== Exercise materials ==
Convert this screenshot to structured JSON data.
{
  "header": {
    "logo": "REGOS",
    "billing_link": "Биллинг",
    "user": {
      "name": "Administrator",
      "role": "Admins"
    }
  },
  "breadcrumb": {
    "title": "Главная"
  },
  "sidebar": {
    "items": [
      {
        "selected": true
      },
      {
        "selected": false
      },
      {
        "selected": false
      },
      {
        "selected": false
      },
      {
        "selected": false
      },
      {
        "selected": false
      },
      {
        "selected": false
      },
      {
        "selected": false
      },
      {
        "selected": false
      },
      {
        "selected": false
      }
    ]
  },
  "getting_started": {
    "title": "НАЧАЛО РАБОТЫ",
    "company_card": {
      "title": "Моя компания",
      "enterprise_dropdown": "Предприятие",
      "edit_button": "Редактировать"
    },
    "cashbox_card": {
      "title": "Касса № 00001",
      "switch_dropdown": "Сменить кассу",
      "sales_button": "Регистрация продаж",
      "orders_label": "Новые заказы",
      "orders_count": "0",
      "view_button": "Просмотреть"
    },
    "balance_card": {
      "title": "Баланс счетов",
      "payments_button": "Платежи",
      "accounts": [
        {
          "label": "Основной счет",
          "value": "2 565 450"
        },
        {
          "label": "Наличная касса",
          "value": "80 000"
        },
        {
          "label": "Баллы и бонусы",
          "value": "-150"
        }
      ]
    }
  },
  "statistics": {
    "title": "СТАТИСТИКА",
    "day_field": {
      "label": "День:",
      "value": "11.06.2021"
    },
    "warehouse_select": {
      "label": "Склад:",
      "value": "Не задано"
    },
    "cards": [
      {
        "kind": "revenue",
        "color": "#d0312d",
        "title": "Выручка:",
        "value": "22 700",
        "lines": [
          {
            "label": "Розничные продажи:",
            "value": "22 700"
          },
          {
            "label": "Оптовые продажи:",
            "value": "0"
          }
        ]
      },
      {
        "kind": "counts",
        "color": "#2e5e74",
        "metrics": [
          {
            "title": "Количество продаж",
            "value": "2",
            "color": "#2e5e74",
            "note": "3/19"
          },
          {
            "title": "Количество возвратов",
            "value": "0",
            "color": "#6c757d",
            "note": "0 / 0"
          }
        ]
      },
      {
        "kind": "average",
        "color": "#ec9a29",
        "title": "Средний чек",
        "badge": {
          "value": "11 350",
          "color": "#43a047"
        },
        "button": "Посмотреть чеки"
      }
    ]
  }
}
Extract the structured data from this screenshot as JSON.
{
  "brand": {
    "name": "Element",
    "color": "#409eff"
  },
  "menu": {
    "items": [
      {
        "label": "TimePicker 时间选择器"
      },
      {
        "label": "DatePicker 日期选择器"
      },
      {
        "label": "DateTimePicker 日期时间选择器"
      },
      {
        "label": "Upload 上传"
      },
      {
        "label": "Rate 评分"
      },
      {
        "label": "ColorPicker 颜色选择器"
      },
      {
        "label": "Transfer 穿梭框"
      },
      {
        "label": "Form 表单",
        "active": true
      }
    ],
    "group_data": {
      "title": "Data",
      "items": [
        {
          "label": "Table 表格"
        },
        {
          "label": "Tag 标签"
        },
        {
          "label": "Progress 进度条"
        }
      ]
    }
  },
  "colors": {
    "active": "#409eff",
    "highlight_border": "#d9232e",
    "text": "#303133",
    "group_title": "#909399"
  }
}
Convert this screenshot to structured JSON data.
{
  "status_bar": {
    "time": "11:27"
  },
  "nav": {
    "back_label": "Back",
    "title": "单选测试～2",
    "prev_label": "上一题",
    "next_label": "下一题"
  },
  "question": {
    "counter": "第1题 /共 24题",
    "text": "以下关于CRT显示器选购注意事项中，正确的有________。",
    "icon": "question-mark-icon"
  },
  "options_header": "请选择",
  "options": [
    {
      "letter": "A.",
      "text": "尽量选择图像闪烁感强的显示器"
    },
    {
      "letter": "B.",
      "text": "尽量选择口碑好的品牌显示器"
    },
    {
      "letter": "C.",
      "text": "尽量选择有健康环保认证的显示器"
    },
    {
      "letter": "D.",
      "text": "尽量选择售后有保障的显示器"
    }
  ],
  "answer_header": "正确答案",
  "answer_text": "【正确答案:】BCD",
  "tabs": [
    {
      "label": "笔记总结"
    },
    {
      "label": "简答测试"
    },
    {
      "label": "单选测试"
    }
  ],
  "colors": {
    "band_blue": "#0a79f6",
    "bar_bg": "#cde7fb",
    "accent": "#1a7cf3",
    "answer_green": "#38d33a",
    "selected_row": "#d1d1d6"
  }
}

== Description of the task ==
Beginning at the line that contains "Extract the structured", retype each line of the listing up to and including the last one, exactly as it stands, and nothing else.

== In response ==
Extract the structured data from this screenshot as JSON.
{
  "brand": {
    "name": "Element",
    "color": "#409eff"
  },
  "menu": {
    "items": [
      {
        "label": "TimePicker 时间选择器"
      },
      {
        "label": "DatePicker 日期选择器"
      },
      {
        "label": "DateTimePicker 日期时间选择器"
      },
      {
        "label": "Upload 上传"
      },
      {
        "label": "Rate 评分"
      },
      {
        "label": "ColorPicker 颜色选择器"
      },
      {
        "label": "Transfer 穿梭框"
      },
      {
        "label": "Form 表单",
        "active": true
      }
    ],
    "group_data": {
      "title": "Data",
      "items": [
        {
          "label": "Table 表格"
        },
        {
          "label": "Tag 标签"
        },
        {
          "label": "Progress 进度条"
        }
      ]
    }
  },
  "colors": {
    "active": "#409eff",
    "highlight_border": "#d9232e",
    "text": "#303133",
    "group_title": "#909399"
  }
}
Convert this screenshot to structured JSON data.
{
  "status_bar": {
    "time": "11:27"
  },
  "nav": {
    "back_label": "Back",
    "title": "单选测试～2",
    "prev_label": "上一题",
    "next_label": "下一题"
  },
  "question": {
    "counter": "第1题 /共 24题",
    "text": "以下关于CRT显示器选购注意事项中，正确的有________。",
    "icon": "question-mark-icon"
  },
  "options_header": "请选择",
  "options": [
    {
      "letter": "A.",
      "text": "尽量选择图像闪烁感强的显示器"
    },
    {
      "letter": "B.",
      "text": "尽量选择口碑好的品牌显示器"
    },
    {
      "letter": "C.",
      "text": "尽量选择有健康环保认证的显示器"
    },
    {
      "letter": "D.",
      "text": "尽量选择售后有保障的显示器"
    }
  ],
  "answer_header": "正确答案",
  "answer_text": "【正确答案:】BCD",
  "tabs": [
    {
      "label": "笔记总结"
    },
    {
      "label": "简答测试"
    },
    {
      "label": "单选测试"
    }
  ],
  "colors": {
    "band_blue": "#0a79f6",
    "bar_bg": "#cde7fb",
    "accent": "#1a7cf3",
    "answer_green": "#38d33a",
    "selected_row": "#d1d1d6"
  }
}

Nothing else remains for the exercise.